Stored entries
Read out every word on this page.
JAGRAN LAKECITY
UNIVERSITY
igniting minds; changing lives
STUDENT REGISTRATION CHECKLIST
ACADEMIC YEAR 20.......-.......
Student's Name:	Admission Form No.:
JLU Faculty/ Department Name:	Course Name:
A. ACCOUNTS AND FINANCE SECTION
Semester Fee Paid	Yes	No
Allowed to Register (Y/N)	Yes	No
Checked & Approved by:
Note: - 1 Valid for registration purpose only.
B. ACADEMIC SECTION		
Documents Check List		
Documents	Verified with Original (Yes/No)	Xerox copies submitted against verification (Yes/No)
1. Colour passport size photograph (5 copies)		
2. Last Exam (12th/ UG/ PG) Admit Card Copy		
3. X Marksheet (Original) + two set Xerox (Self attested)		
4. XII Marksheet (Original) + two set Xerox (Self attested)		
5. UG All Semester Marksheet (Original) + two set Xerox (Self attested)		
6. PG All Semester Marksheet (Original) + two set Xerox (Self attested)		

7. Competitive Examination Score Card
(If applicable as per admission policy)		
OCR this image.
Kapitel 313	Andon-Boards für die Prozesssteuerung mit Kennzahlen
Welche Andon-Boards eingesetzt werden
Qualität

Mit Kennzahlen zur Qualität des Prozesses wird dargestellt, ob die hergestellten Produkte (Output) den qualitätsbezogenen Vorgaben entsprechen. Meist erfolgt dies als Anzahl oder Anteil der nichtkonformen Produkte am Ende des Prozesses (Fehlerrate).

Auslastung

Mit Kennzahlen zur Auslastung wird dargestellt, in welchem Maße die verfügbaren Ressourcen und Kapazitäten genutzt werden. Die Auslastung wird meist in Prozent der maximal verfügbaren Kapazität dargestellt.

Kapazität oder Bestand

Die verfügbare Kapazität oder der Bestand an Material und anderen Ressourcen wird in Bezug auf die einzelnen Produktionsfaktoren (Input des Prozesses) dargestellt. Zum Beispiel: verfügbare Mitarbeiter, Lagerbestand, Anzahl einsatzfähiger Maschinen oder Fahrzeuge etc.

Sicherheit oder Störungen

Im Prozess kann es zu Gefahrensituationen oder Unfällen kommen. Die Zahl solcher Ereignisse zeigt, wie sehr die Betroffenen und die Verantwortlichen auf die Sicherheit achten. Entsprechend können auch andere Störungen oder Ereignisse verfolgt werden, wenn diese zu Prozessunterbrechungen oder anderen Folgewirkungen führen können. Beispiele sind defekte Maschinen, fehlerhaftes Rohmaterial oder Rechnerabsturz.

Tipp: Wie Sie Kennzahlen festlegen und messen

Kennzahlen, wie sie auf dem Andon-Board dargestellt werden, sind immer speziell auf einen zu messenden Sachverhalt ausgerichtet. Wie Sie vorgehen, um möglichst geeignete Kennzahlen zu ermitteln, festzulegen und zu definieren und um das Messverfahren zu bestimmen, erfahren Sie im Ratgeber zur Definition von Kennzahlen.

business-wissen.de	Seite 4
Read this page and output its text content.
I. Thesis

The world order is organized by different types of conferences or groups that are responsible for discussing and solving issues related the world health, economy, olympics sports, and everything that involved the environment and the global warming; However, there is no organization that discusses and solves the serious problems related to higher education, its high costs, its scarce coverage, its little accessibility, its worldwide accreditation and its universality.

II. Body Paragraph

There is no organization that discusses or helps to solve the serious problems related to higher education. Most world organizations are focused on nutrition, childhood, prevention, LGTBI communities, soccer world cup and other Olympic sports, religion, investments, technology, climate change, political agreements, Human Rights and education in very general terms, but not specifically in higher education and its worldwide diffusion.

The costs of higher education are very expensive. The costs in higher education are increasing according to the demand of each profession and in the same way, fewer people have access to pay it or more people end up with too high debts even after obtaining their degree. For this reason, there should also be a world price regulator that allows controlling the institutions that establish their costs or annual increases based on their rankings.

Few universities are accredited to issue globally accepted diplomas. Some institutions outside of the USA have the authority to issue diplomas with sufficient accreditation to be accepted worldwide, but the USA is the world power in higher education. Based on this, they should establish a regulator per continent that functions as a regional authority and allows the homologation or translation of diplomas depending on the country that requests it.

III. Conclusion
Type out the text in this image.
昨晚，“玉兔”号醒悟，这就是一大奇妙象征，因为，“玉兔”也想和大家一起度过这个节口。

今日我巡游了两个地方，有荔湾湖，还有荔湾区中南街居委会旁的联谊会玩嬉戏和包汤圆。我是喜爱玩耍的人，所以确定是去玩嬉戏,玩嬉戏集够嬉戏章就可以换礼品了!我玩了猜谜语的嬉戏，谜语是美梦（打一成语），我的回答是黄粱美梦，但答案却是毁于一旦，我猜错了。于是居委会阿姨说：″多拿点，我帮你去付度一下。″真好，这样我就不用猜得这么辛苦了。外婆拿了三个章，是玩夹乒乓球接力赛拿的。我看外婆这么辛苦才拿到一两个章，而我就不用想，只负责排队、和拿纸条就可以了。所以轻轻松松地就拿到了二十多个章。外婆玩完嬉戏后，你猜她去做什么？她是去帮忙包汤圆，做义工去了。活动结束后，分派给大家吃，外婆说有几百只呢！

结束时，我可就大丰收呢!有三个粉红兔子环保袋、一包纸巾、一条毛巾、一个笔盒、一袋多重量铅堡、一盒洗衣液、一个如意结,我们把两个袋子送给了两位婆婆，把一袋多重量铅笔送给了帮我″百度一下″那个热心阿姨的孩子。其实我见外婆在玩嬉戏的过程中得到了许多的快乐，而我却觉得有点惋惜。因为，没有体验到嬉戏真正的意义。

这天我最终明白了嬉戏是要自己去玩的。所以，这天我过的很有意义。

* Short exercise:
All of the entries above should be written out again exactly.

* Result of the exercise:
Read out every word on this page.
JAGRAN LAKECITY
UNIVERSITY
igniting minds; changing lives
STUDENT REGISTRATION CHECKLIST
ACADEMIC YEAR 20.......-.......
Student's Name:	Admission Form No.:
JLU Faculty/ Department Name:	Course Name:
A. ACCOUNTS AND FINANCE SECTION
Semester Fee Paid	Yes	No
Allowed to Register (Y/N)	Yes	No
Checked & Approved by:
Note: - 1 Valid for registration purpose only.
B. ACADEMIC SECTION		
Documents Check List		
Documents	Verified with Original (Yes/No)	Xerox copies submitted against verification (Yes/No)
1. Colour passport size photograph (5 copies)		
2. Last Exam (12th/ UG/ PG) Admit Card Copy		
3. X Marksheet (Original) + two set Xerox (Self attested)		
4. XII Marksheet (Original) + two set Xerox (Self attested)		
5. UG All Semester Marksheet (Original) + two set Xerox (Self attested)		
6. PG All Semester Marksheet (Original) + two set Xerox (Self attested)		

7. Competitive Examination Score Card
(If applicable as per admission policy)		
OCR this image.
Kapitel 313	Andon-Boards für die Prozesssteuerung mit Kennzahlen
Welche Andon-Boards eingesetzt werden
Qualität

Mit Kennzahlen zur Qualität des Prozesses wird dargestellt, ob die hergestellten Produkte (Output) den qualitätsbezogenen Vorgaben entsprechen. Meist erfolgt dies als Anzahl oder Anteil der nichtkonformen Produkte am Ende des Prozesses (Fehlerrate).

Auslastung

Mit Kennzahlen zur Auslastung wird dargestellt, in welchem Maße die verfügbaren Ressourcen und Kapazitäten genutzt werden. Die Auslastung wird meist in Prozent der maximal verfügbaren Kapazität dargestellt.

Kapazität oder Bestand

Die verfügbare Kapazität oder der Bestand an Material und anderen Ressourcen wird in Bezug auf die einzelnen Produktionsfaktoren (Input des Prozesses) dargestellt. Zum Beispiel: verfügbare Mitarbeiter, Lagerbestand, Anzahl einsatzfähiger Maschinen oder Fahrzeuge etc.

Sicherheit oder Störungen

Im Prozess kann es zu Gefahrensituationen oder Unfällen kommen. Die Zahl solcher Ereignisse zeigt, wie sehr die Betroffenen und die Verantwortlichen auf die Sicherheit achten. Entsprechend können auch andere Störungen oder Ereignisse verfolgt werden, wenn diese zu Prozessunterbrechungen oder anderen Folgewirkungen führen können. Beispiele sind defekte Maschinen, fehlerhaftes Rohmaterial oder Rechnerabsturz.

Tipp: Wie Sie Kennzahlen festlegen und messen

Kennzahlen, wie sie auf dem Andon-Board dargestellt werden, sind immer speziell auf einen zu messenden Sachverhalt ausgerichtet. Wie Sie vorgehen, um möglichst geeignete Kennzahlen zu ermitteln, festzulegen und zu definieren und um das Messverfahren zu bestimmen, erfahren Sie im Ratgeber zur Definition von Kennzahlen.

business-wissen.de	Seite 4
Read this page and output its text content.
I. Thesis

The world order is organized by different types of conferences or groups that are responsible for discussing and solving issues related the world health, economy, olympics sports, and everything that involved the environment and the global warming; However, there is no organization that discusses and solves the serious problems related to higher education, its high costs, its scarce coverage, its little accessibility, its worldwide accreditation and its universality.

II. Body Paragraph

There is no organization that discusses or helps to solve the serious problems related to higher education. Most world organizations are focused on nutrition, childhood, prevention, LGTBI communities, soccer world cup and other Olympic sports, religion, investments, technology, climate change, political agreements, Human Rights and education in very general terms, but not specifically in higher education and its worldwide diffusion.

The costs of higher education are very expensive. The costs in higher education are increasing according to the demand of each profession and in the same way, fewer people have access to pay it or more people end up with too high debts even after obtaining their degree. For this reason, there should also be a world price regulator that allows controlling the institutions that establish their costs or annual increases based on their rankings.

Few universities are accredited to issue globally accepted diplomas. Some institutions outside of the USA have the authority to issue diplomas with sufficient accreditation to be accepted worldwide, but the USA is the world power in higher education. Based on this, they should establish a regulator per continent that functions as a regional authority and allows the homologation or translation of diplomas depending on the country that requests it.

III. Conclusion
Type out the text in this image.
昨晚，“玉兔”号醒悟，这就是一大奇妙象征，因为，“玉兔”也想和大家一起度过这个节口。

今日我巡游了两个地方，有荔湾湖，还有荔湾区中南街居委会旁的联谊会玩嬉戏和包汤圆。我是喜爱玩耍的人，所以确定是去玩嬉戏,玩嬉戏集够嬉戏章就可以换礼品了!我玩了猜谜语的嬉戏，谜语是美梦（打一成语），我的回答是黄粱美梦，但答案却是毁于一旦，我猜错了。于是居委会阿姨说：″多拿点，我帮你去付度一下。″真好，这样我就不用猜得这么辛苦了。外婆拿了三个章，是玩夹乒乓球接力赛拿的。我看外婆这么辛苦才拿到一两个章，而我就不用想，只负责排队、和拿纸条就可以了。所以轻轻松松地就拿到了二十多个章。外婆玩完嬉戏后，你猜她去做什么？她是去帮忙包汤圆，做义工去了。活动结束后，分派给大家吃，外婆说有几百只呢！

结束时，我可就大丰收呢!有三个粉红兔子环保袋、一包纸巾、一条毛巾、一个笔盒、一袋多重量铅堡、一盒洗衣液、一个如意结,我们把两个袋子送给了两位婆婆，把一袋多重量铅笔送给了帮我″百度一下″那个热心阿姨的孩子。其实我见外婆在玩嬉戏的过程中得到了许多的快乐，而我却觉得有点惋惜。因为，没有体验到嬉戏真正的意义。

这天我最终明白了嬉戏是要自己去玩的。所以，这天我过的很有意义。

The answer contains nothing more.